What to work on —
A verbatim copy of the records is required, with all pictures left out.

-- START Extracted material --

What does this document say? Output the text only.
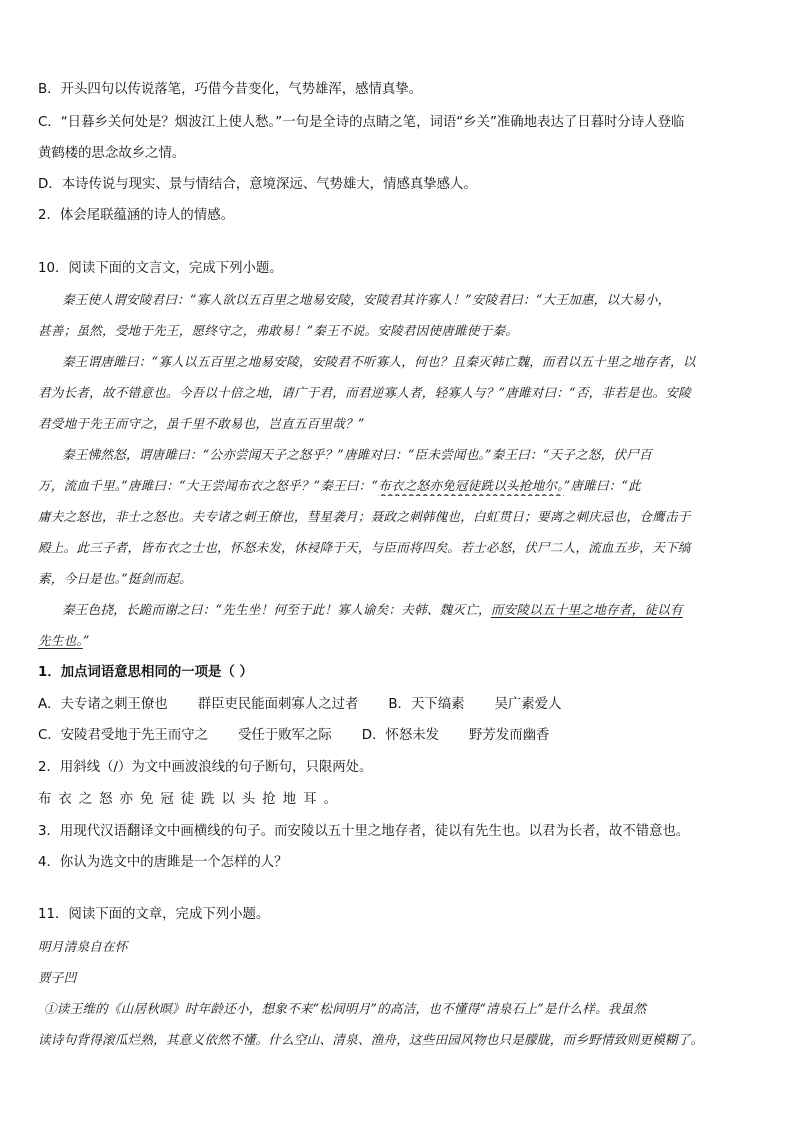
B．开头四句以传说落笔，巧借今昔变化，气势雄浑，感情真挚。
C．“日暮乡关何处是？烟波江上使人愁。”一句是全诗的点睛之笔，词语“乡关”准确地表达了日暮时分诗人登临
黄鹤楼的思念故乡之情。
D．本诗传说与现实、景与情结合，意境深远、气势雄大，情感真挚感人。
2．体会尾联蕴涵的诗人的情感。
10．阅读下面的文言文，完成下列小题。
秦王使人谓安陵君曰：“寡人欲以五百里之地易安陵，安陵君其许寡人！”安陵君曰：“大王加惠，以大易小，
甚善；虽然，受地于先王，愿终守之，弗敢易！”秦王不说。安陵君因使唐雎使于秦。
秦王谓唐雎曰：“寡人以五百里之地易安陵，安陵君不听寡人，何也？且秦灭韩亡魏，而君以五十里之地存者，以
君为长者，故不错意也。今吾以十倍之地，请广于君，而君逆寡人者，轻寡人与？”唐雎对曰：“否，非若是也。安陵
君受地于先王而守之，虽千里不敢易也，岂直五百里哉？”
秦王怫然怒，谓唐雎曰：“公亦尝闻天子之怒乎？”唐雎对曰：“臣未尝闻也。”秦王曰：“天子之怒，伏尸百
万，流血千里。”唐雎曰：“大王尝闻布衣之怒乎？”秦王曰：“布衣之怒亦免冠徒跣以头抢地尔。”唐雎曰：“此
庸夫之怒也，非士之怒也。夫专诸之刺王僚也，彗星袭月；聂政之刺韩傀也，白虹贯日；要离之刺庆忌也，仓鹰击于
殿上。此三子者，皆布衣之士也，怀怒未发，休祲降于天，与臣而将四矣。若士必怒，伏尸二人，流血五步，天下缟
素，今日是也。”挺剑而起。
秦王色挠，长跪而谢之曰：“先生坐！何至于此！寡人谕矣：夫韩、魏灭亡，而安陵以五十里之地存者，徒以有
先生也。”
1．加点词语意思相同的一项是（ ）
A．夫专诸之刺王僚也 群臣吏民能面刺寡人之过者 B．天下缟素 吴广素爱人
C．安陵君受地于先王而守之 受任于败军之际 D．怀怒未发 野芳发而幽香
2．用斜线（/）为文中画波浪线的句子断句，只限两处。
布衣之怒亦免冠徒跣以头抢地耳。
3．用现代汉语翻译文中画横线的句子。而安陵以五十里之地存者，徒以有先生也。以君为长者，故不错意也。
4．你认为选文中的唐雎是一个怎样的人？
11．阅读下面的文章，完成下列小题。
明月清泉自在怀
贾子凹
①读王维的《山居秋暝》时年龄还小，想象不来“松间明月”的高洁，也不懂得“清泉石上”是什么样。我虽然
读诗句背得滚瓜烂熟，其意义依然不懂。什么空山、清泉、渔舟，这些田园风物也只是朦胧，而乡野情致则更模糊了。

-- END Extracted material --

Exercise output —
What does this document say? Output the text only.
B．开头四句以传说落笔，巧借今昔变化，气势雄浑，感情真挚。
C．“日暮乡关何处是？烟波江上使人愁。”一句是全诗的点睛之笔，词语“乡关”准确地表达了日暮时分诗人登临
黄鹤楼的思念故乡之情。
D．本诗传说与现实、景与情结合，意境深远、气势雄大，情感真挚感人。
2．体会尾联蕴涵的诗人的情感。
10．阅读下面的文言文，完成下列小题。
秦王使人谓安陵君曰：“寡人欲以五百里之地易安陵，安陵君其许寡人！”安陵君曰：“大王加惠，以大易小，
甚善；虽然，受地于先王，愿终守之，弗敢易！”秦王不说。安陵君因使唐雎使于秦。
秦王谓唐雎曰：“寡人以五百里之地易安陵，安陵君不听寡人，何也？且秦灭韩亡魏，而君以五十里之地存者，以
君为长者，故不错意也。今吾以十倍之地，请广于君，而君逆寡人者，轻寡人与？”唐雎对曰：“否，非若是也。安陵
君受地于先王而守之，虽千里不敢易也，岂直五百里哉？”
秦王怫然怒，谓唐雎曰：“公亦尝闻天子之怒乎？”唐雎对曰：“臣未尝闻也。”秦王曰：“天子之怒，伏尸百
万，流血千里。”唐雎曰：“大王尝闻布衣之怒乎？”秦王曰：“布衣之怒亦免冠徒跣以头抢地尔。”唐雎曰：“此
庸夫之怒也，非士之怒也。夫专诸之刺王僚也，彗星袭月；聂政之刺韩傀也，白虹贯日；要离之刺庆忌也，仓鹰击于
殿上。此三子者，皆布衣之士也，怀怒未发，休祲降于天，与臣而将四矣。若士必怒，伏尸二人，流血五步，天下缟
素，今日是也。”挺剑而起。
秦王色挠，长跪而谢之曰：“先生坐！何至于此！寡人谕矣：夫韩、魏灭亡，而安陵以五十里之地存者，徒以有
先生也。”
1．加点词语意思相同的一项是（ ）
A．夫专诸之刺王僚也 群臣吏民能面刺寡人之过者 B．天下缟素 吴广素爱人
C．安陵君受地于先王而守之 受任于败军之际 D．怀怒未发 野芳发而幽香
2．用斜线（/）为文中画波浪线的句子断句，只限两处。
布衣之怒亦免冠徒跣以头抢地耳。
3．用现代汉语翻译文中画横线的句子。而安陵以五十里之地存者，徒以有先生也。以君为长者，故不错意也。
4．你认为选文中的唐雎是一个怎样的人？
11．阅读下面的文章，完成下列小题。
明月清泉自在怀
贾子凹
①读王维的《山居秋暝》时年龄还小，想象不来“松间明月”的高洁，也不懂得“清泉石上”是什么样。我虽然
读诗句背得滚瓜烂熟，其意义依然不懂。什么空山、清泉、渔舟，这些田园风物也只是朦胧，而乡野情致则更模糊了。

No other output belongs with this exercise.